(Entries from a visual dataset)
========================================================================
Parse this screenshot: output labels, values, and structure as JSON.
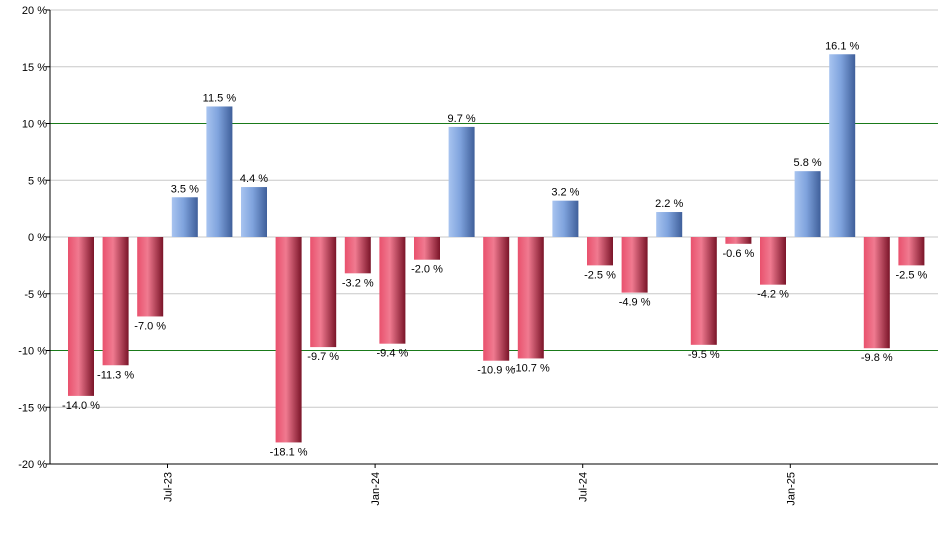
{
  "chart_data": {
    "type": "bar",
    "title": "",
    "xlabel": "",
    "ylabel": "",
    "ylim": [
      -20,
      20
    ],
    "y_ticks": [
      20,
      15,
      10,
      5,
      0,
      -5,
      -10,
      -15,
      -20
    ],
    "y_tick_labels": [
      "20 %",
      "15 %",
      "10 %",
      "5 %",
      "0 %",
      "-5 %",
      "-10 %",
      "-15 %",
      "-20 %"
    ],
    "reference_lines": [
      10,
      -10
    ],
    "grid": true,
    "values": [
      -14.0,
      -11.3,
      -7.0,
      3.5,
      11.5,
      4.4,
      -18.1,
      -9.7,
      -3.2,
      -9.4,
      -2.0,
      9.7,
      -10.9,
      -10.7,
      3.2,
      -2.5,
      -4.9,
      2.2,
      -9.5,
      -0.6,
      -4.2,
      5.8,
      16.1,
      -9.8,
      -2.5
    ],
    "value_labels": [
      "-14.0 %",
      "-11.3 %",
      "-7.0 %",
      "3.5 %",
      "11.5 %",
      "4.4 %",
      "-18.1 %",
      "-9.7 %",
      "-3.2 %",
      "-9.4 %",
      "-2.0 %",
      "9.7 %",
      "-10.9 %",
      "-10.7 %",
      "3.2 %",
      "-2.5 %",
      "-4.9 %",
      "2.2 %",
      "-9.5 %",
      "-0.6 %",
      "-4.2 %",
      "5.8 %",
      "16.1 %",
      "-9.8 %",
      "-2.5 %"
    ],
    "x_tick_labels": [
      {
        "label": "Jul-23",
        "after_bar_index": 2
      },
      {
        "label": "Jan-24",
        "after_bar_index": 8
      },
      {
        "label": "Jul-24",
        "after_bar_index": 14
      },
      {
        "label": "Jan-25",
        "after_bar_index": 20
      }
    ],
    "colors": {
      "positive": "#7a9fd8",
      "negative": "#c8324e",
      "grid": "#c8c8c8",
      "reference": "#1a7a1a",
      "axis": "#000000"
    }
  }
}
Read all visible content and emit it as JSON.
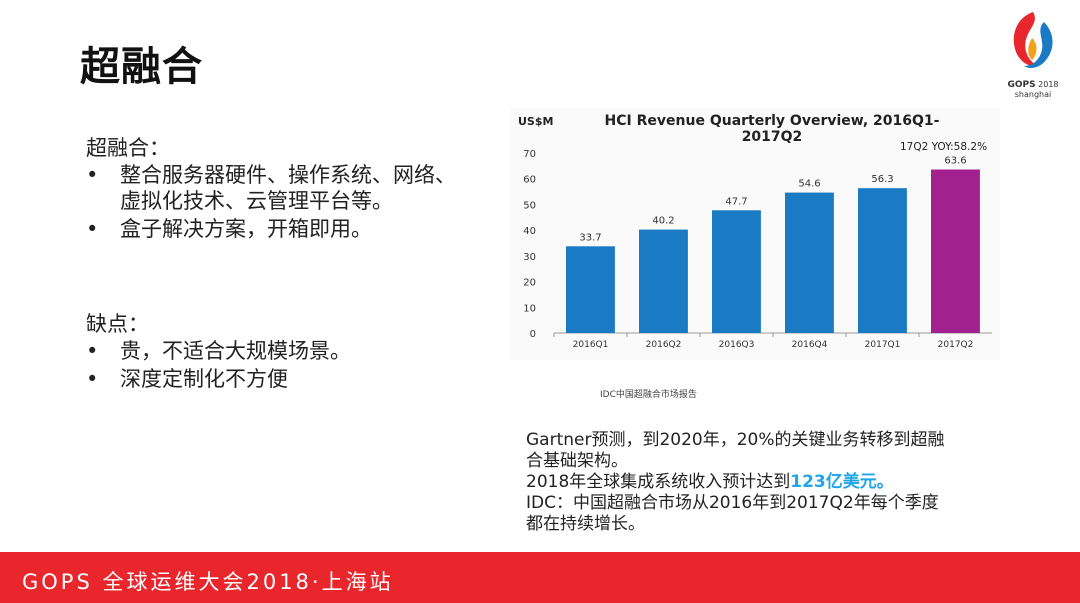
{
  "slide": {
    "title": "超融合",
    "footer": "GOPS 全球运维大会2018·上海站",
    "logo": {
      "name": "GOPS",
      "year": "2018",
      "city": "shanghai"
    }
  },
  "pros": {
    "heading": "超融合：",
    "items": [
      "整合服务器硬件、操作系统、网络、虚拟化技术、云管理平台等。",
      "盒子解决方案，开箱即用。"
    ]
  },
  "cons": {
    "heading": "缺点：",
    "items": [
      "贵，不适合大规模场景。",
      "深度定制化不方便"
    ]
  },
  "notes": {
    "line1": "Gartner预测，到2020年，20%的关键业务转移到超融合基础架构。",
    "line2_prefix": "2018年全球集成系统收入预计达到",
    "line2_highlight": "123亿美元。",
    "line3": "IDC：中国超融合市场从2016年到2017Q2年每个季度都在持续增长。"
  },
  "chart_source": "IDC中国超融合市场报告",
  "colors": {
    "bar": "#1a7bc4",
    "highlight_bar": "#a3218e",
    "footer": "#e8262b",
    "accent_text": "#1fa6e8"
  },
  "chart_data": {
    "type": "bar",
    "title": "HCI Revenue Quarterly Overview, 2016Q1-2017Q2",
    "ylabel": "US$M",
    "annotation": "17Q2 YOY:58.2%",
    "categories": [
      "2016Q1",
      "2016Q2",
      "2016Q3",
      "2016Q4",
      "2017Q1",
      "2017Q2"
    ],
    "values": [
      33.7,
      40.2,
      47.7,
      54.6,
      56.3,
      63.6
    ],
    "ylim": [
      0,
      70
    ],
    "yticks": [
      0,
      10,
      20,
      30,
      40,
      50,
      60,
      70
    ],
    "grid": false,
    "highlight_index": 5
  }
}
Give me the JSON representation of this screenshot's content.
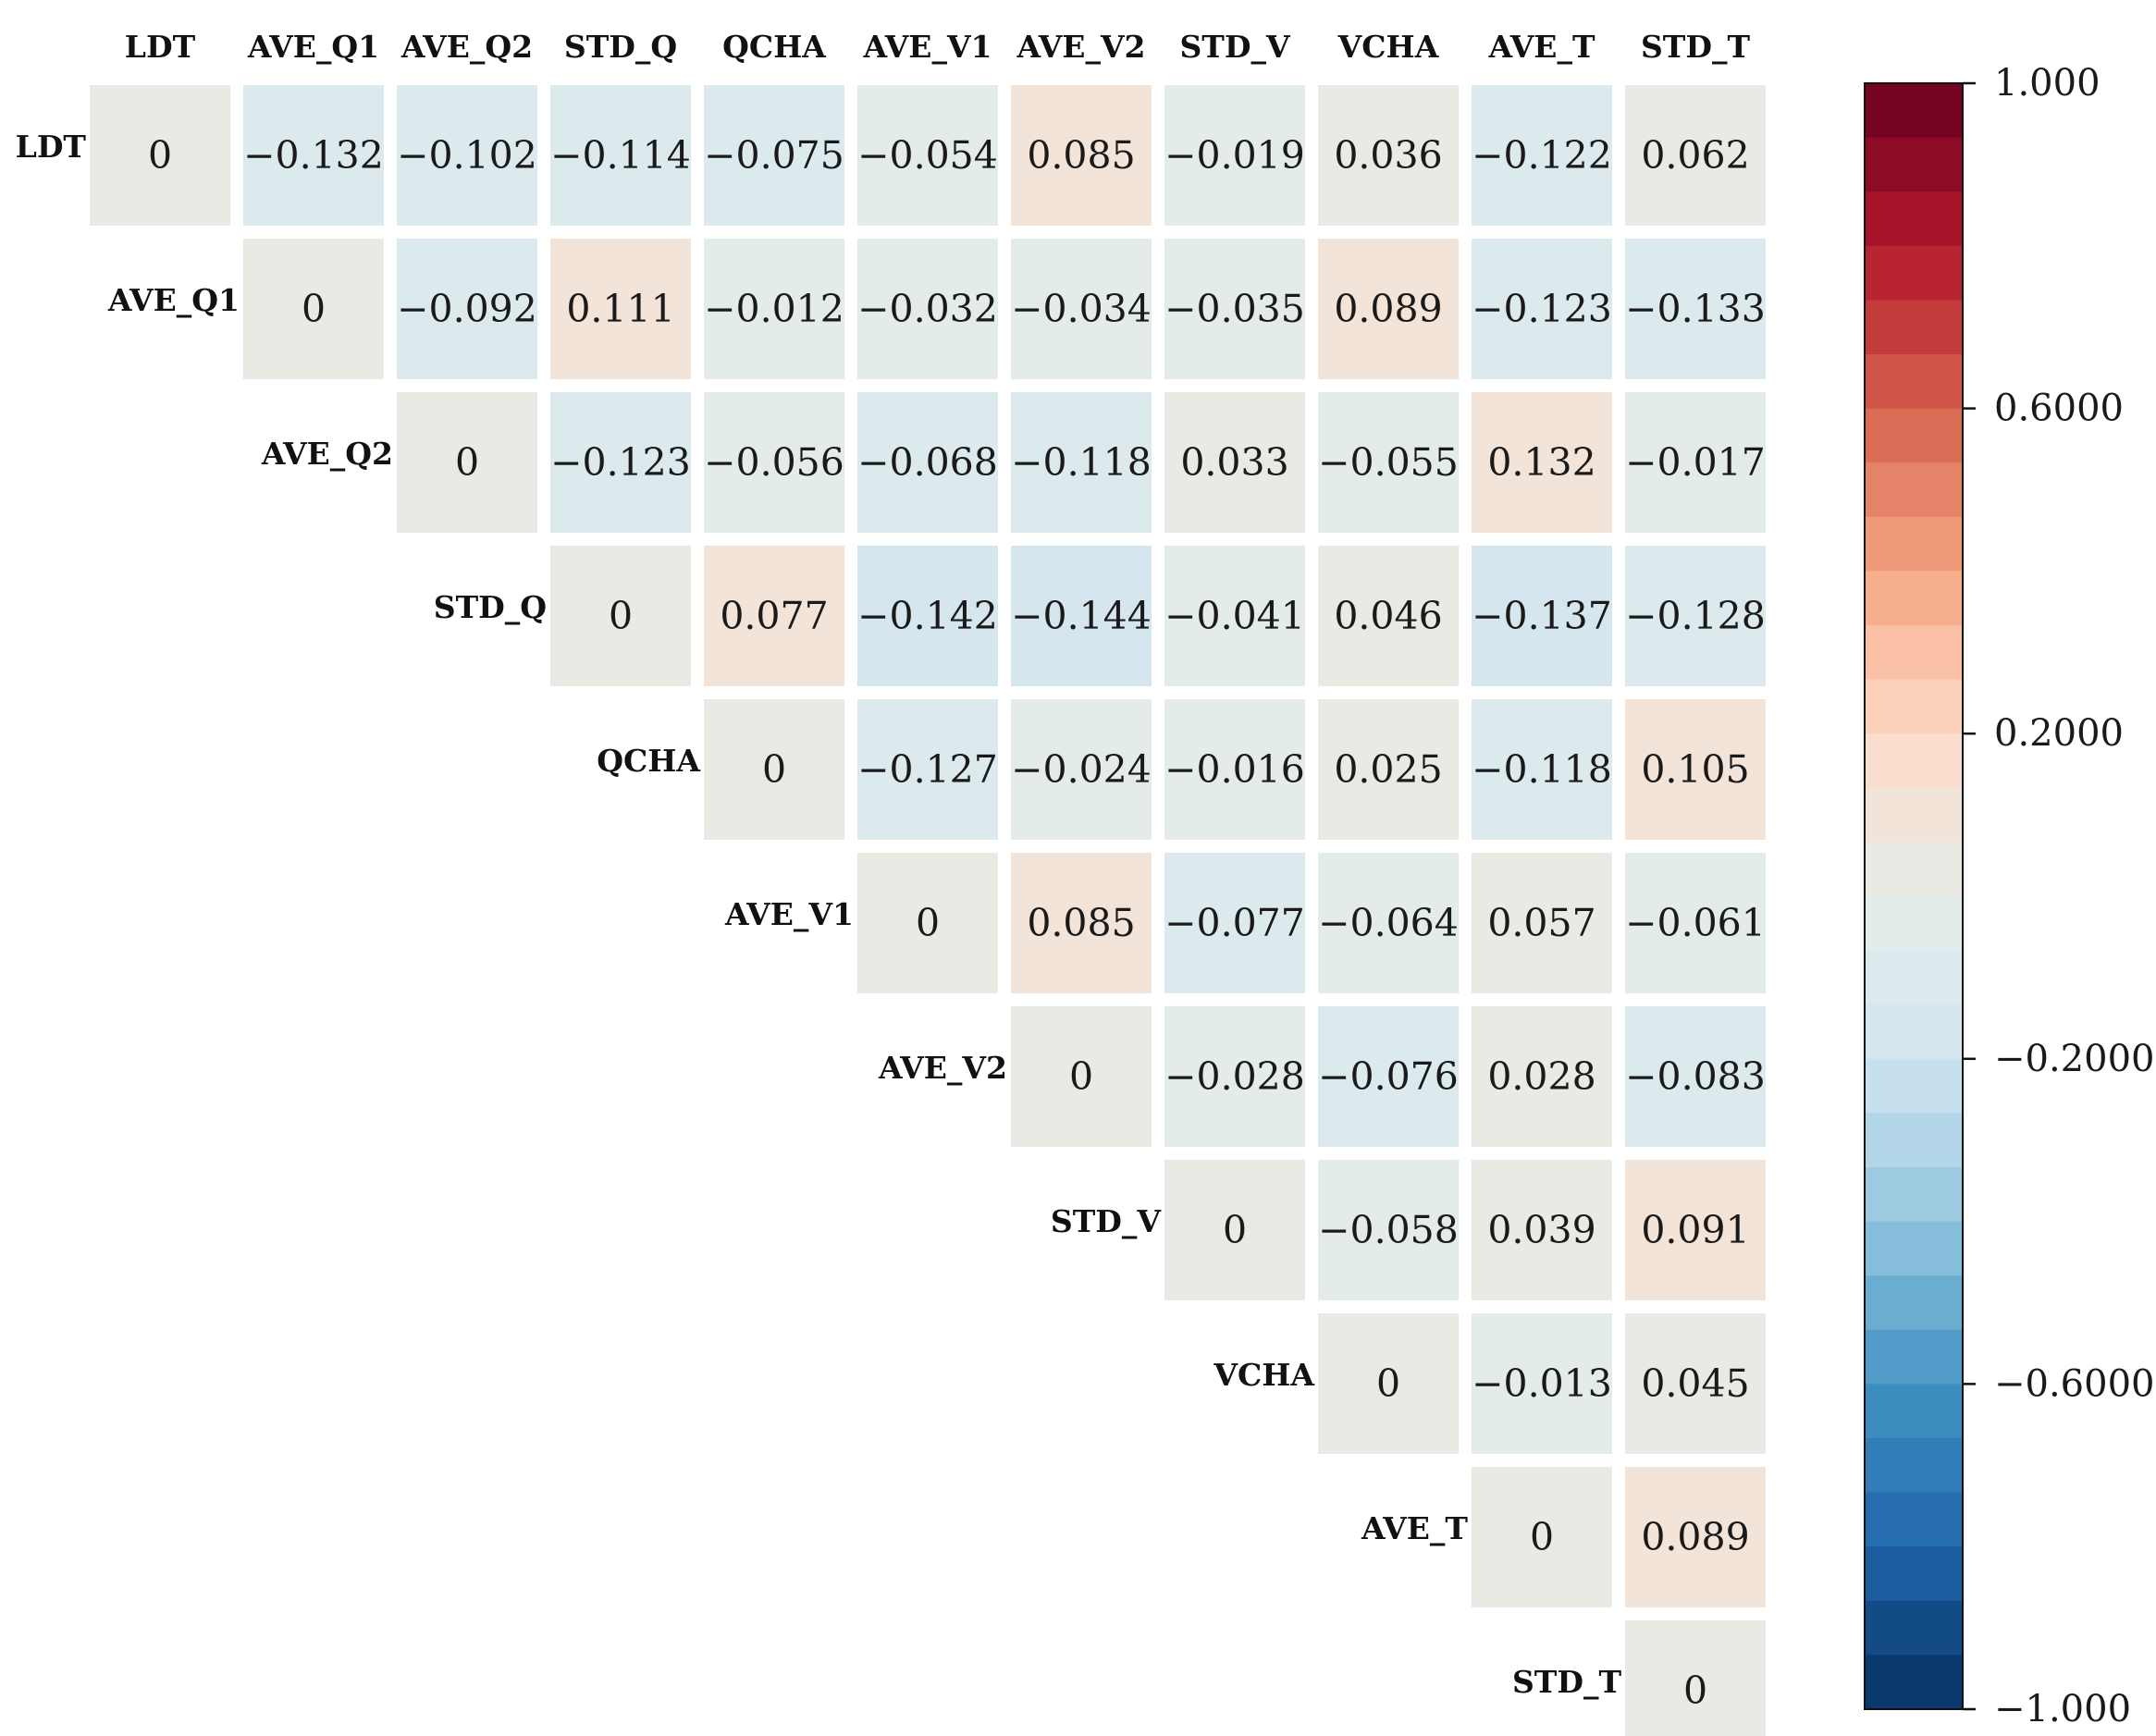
========================================================================
▸ **Instructions to follow**: Go through the data above and transcribe it in full, omitting any image.

▸ **Answer to the task**:
Parse this screenshot: output labels, values, and structure as JSON.
{
  "chart_data": {
    "type": "bar",
    "title": "",
    "xlabel": "",
    "ylabel": "",
    "ylim": [
      -20,
      20
    ],
    "y_ticks": [
      20,
      15,
      10,
      5,
      0,
      -5,
      -10,
      -15,
      -20
    ],
    "y_tick_labels": [
      "20 %",
      "15 %",
      "10 %",
      "5 %",
      "0 %",
      "-5 %",
      "-10 %",
      "-15 %",
      "-20 %"
    ],
    "reference_lines": [
      10,
      -10
    ],
    "grid": true,
    "values": [
      -14.0,
      -11.3,
      -7.0,
      3.5,
      11.5,
      4.4,
      -18.1,
      -9.7,
      -3.2,
      -9.4,
      -2.0,
      9.7,
      -10.9,
      -10.7,
      3.2,
      -2.5,
      -4.9,
      2.2,
      -9.5,
      -0.6,
      -4.2,
      5.8,
      16.1,
      -9.8,
      -2.5
    ],
    "value_labels": [
      "-14.0 %",
      "-11.3 %",
      "-7.0 %",
      "3.5 %",
      "11.5 %",
      "4.4 %",
      "-18.1 %",
      "-9.7 %",
      "-3.2 %",
      "-9.4 %",
      "-2.0 %",
      "9.7 %",
      "-10.9 %",
      "-10.7 %",
      "3.2 %",
      "-2.5 %",
      "-4.9 %",
      "2.2 %",
      "-9.5 %",
      "-0.6 %",
      "-4.2 %",
      "5.8 %",
      "16.1 %",
      "-9.8 %",
      "-2.5 %"
    ],
    "x_tick_labels": [
      {
        "label": "Jul-23",
        "after_bar_index": 2
      },
      {
        "label": "Jan-24",
        "after_bar_index": 8
      },
      {
        "label": "Jul-24",
        "after_bar_index": 14
      },
      {
        "label": "Jan-25",
        "after_bar_index": 20
      }
    ],
    "colors": {
      "positive": "#7a9fd8",
      "negative": "#c8324e",
      "grid": "#c8c8c8",
      "reference": "#1a7a1a",
      "axis": "#000000"
    }
  }
}
Read all visible content and emit it as JSON.
{
  "slide": {
    "title": "超融合",
    "footer": "GOPS 全球运维大会2018·上海站",
    "logo": {
      "name": "GOPS",
      "year": "2018",
      "city": "shanghai"
    }
  },
  "pros": {
    "heading": "超融合：",
    "items": [
      "整合服务器硬件、操作系统、网络、虚拟化技术、云管理平台等。",
      "盒子解决方案，开箱即用。"
    ]
  },
  "cons": {
    "heading": "缺点：",
    "items": [
      "贵，不适合大规模场景。",
      "深度定制化不方便"
    ]
  },
  "notes": {
    "line1": "Gartner预测，到2020年，20%的关键业务转移到超融合基础架构。",
    "line2_prefix": "2018年全球集成系统收入预计达到",
    "line2_highlight": "123亿美元。",
    "line3": "IDC：中国超融合市场从2016年到2017Q2年每个季度都在持续增长。"
  },
  "chart_source": "IDC中国超融合市场报告",
  "colors": {
    "bar": "#1a7bc4",
    "highlight_bar": "#a3218e",
    "footer": "#e8262b",
    "accent_text": "#1fa6e8"
  },
  "chart_data": {
    "type": "bar",
    "title": "HCI Revenue Quarterly Overview, 2016Q1-2017Q2",
    "ylabel": "US$M",
    "annotation": "17Q2 YOY:58.2%",
    "categories": [
      "2016Q1",
      "2016Q2",
      "2016Q3",
      "2016Q4",
      "2017Q1",
      "2017Q2"
    ],
    "values": [
      33.7,
      40.2,
      47.7,
      54.6,
      56.3,
      63.6
    ],
    "ylim": [
      0,
      70
    ],
    "yticks": [
      0,
      10,
      20,
      30,
      40,
      50,
      60,
      70
    ],
    "grid": false,
    "highlight_index": 5
  }
}
Give me the JSON representation of this screenshot's content.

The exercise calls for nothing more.